§ **GIVEN EXERCISE**:
Count the lines below that include the word "五至十名各" and write that number alone.

Data entries
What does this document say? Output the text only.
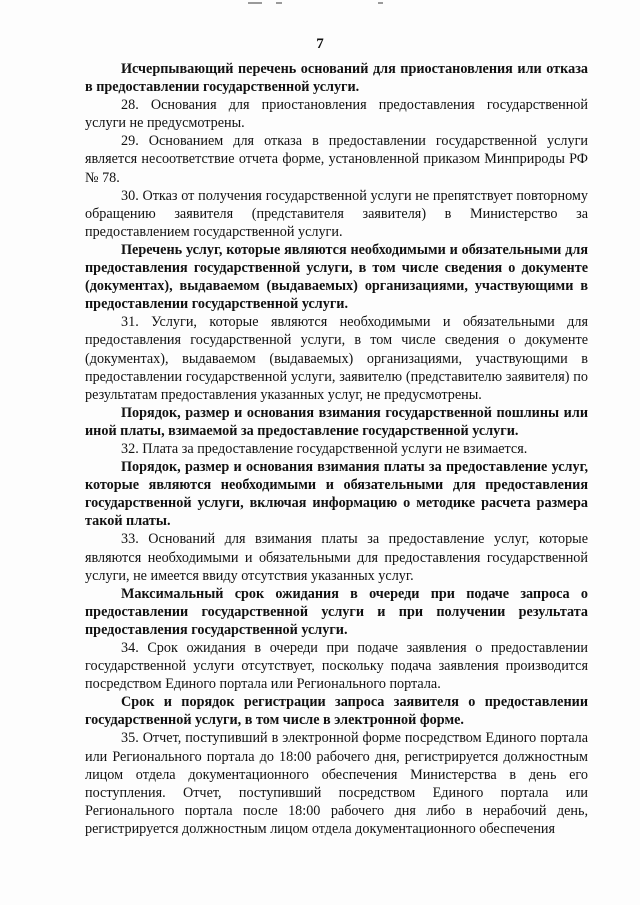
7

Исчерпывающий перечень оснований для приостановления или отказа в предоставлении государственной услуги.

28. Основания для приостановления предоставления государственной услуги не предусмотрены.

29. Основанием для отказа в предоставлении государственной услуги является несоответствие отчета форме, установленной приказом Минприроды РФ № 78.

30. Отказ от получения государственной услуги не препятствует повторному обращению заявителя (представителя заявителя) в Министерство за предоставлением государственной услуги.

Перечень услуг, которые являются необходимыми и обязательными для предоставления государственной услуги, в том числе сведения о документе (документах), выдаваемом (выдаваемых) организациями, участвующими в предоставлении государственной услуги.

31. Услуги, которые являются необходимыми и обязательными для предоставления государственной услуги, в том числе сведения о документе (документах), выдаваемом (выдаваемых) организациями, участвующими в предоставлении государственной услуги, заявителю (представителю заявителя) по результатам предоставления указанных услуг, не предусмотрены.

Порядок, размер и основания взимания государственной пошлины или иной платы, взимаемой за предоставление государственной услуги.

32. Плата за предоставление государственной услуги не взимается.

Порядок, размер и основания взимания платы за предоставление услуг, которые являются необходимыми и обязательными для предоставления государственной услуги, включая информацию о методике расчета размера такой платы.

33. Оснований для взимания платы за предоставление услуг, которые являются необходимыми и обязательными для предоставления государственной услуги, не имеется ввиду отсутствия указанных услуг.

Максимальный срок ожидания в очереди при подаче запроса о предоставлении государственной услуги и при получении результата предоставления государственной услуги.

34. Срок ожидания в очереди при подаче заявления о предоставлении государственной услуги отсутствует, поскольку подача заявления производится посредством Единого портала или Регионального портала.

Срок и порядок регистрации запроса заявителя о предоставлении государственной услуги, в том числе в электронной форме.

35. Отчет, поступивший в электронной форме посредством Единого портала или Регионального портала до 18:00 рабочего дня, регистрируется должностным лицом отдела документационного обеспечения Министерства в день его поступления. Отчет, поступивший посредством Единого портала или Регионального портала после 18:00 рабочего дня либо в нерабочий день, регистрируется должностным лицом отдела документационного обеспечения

--

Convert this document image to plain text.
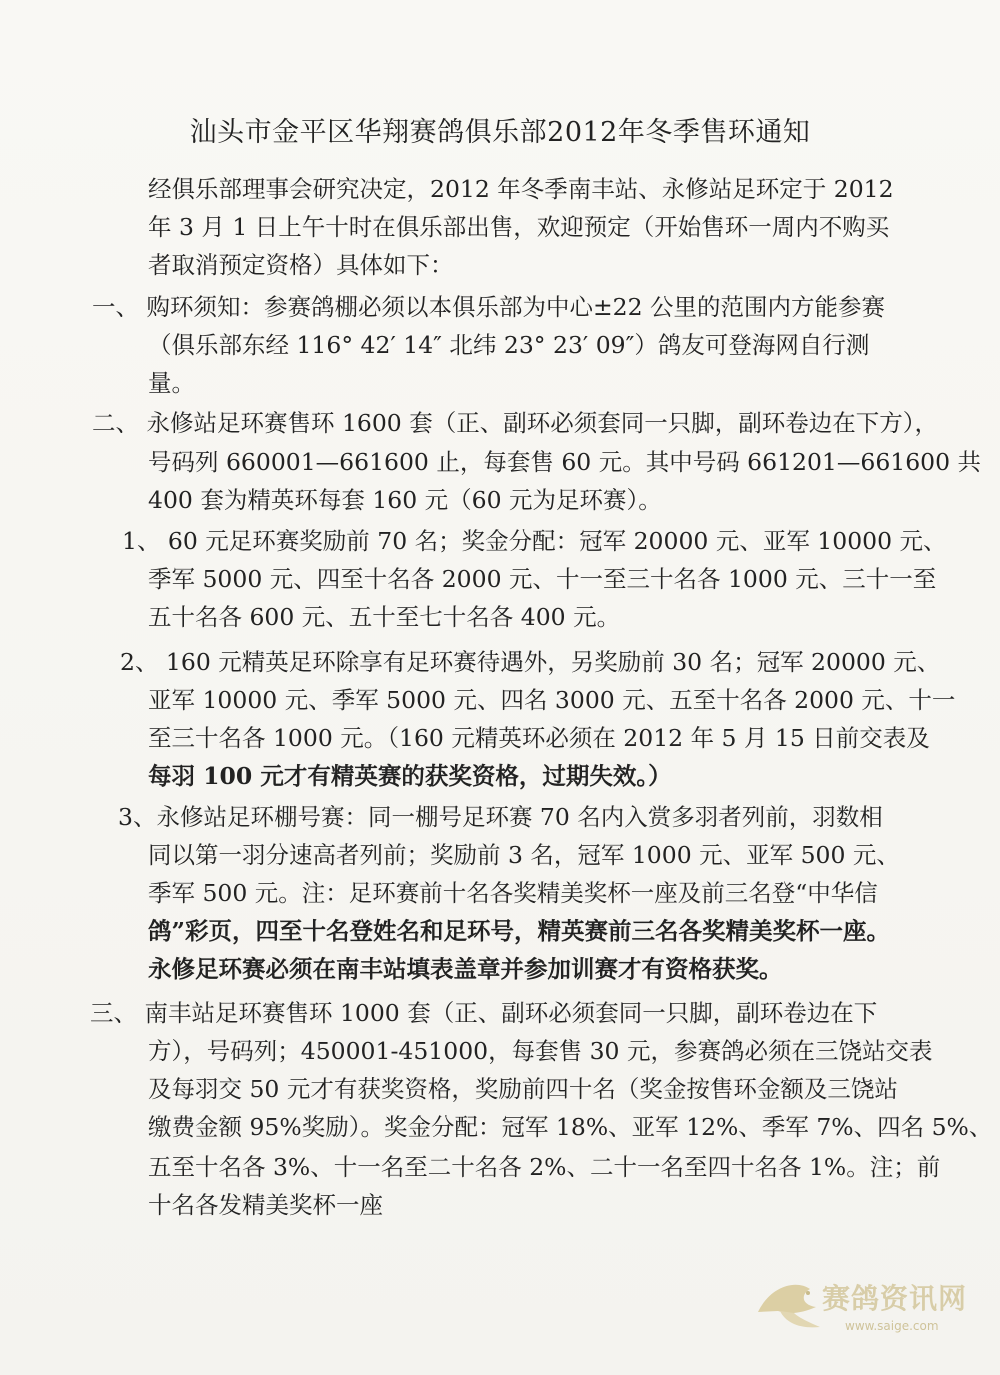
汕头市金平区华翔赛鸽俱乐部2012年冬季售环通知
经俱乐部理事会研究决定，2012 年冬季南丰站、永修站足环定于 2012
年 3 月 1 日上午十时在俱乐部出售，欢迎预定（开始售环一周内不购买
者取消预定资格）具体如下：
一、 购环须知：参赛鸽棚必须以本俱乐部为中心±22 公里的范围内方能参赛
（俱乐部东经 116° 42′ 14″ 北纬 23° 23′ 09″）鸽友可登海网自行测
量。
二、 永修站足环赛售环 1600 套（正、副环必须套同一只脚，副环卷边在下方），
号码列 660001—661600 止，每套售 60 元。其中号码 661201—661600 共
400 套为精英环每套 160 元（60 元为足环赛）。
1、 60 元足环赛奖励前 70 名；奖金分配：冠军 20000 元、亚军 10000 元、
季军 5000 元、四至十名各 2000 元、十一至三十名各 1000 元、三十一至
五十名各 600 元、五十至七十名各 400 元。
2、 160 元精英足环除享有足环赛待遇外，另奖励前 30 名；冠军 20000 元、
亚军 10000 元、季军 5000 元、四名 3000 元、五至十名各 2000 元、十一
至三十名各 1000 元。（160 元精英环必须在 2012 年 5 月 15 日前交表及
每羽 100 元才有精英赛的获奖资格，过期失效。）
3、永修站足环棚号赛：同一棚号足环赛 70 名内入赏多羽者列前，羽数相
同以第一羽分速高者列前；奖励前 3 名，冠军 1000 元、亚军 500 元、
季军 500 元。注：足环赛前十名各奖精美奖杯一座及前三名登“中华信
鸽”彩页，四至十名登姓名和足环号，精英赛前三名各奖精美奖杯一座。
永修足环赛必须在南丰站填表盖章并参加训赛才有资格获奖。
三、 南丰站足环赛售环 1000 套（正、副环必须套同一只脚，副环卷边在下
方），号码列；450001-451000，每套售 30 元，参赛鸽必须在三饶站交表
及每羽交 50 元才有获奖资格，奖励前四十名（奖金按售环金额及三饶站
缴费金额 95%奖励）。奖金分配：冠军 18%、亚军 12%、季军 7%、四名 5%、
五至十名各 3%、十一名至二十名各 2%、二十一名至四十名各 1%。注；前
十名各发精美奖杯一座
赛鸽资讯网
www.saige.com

§ **FINISHED ANSWER**:
2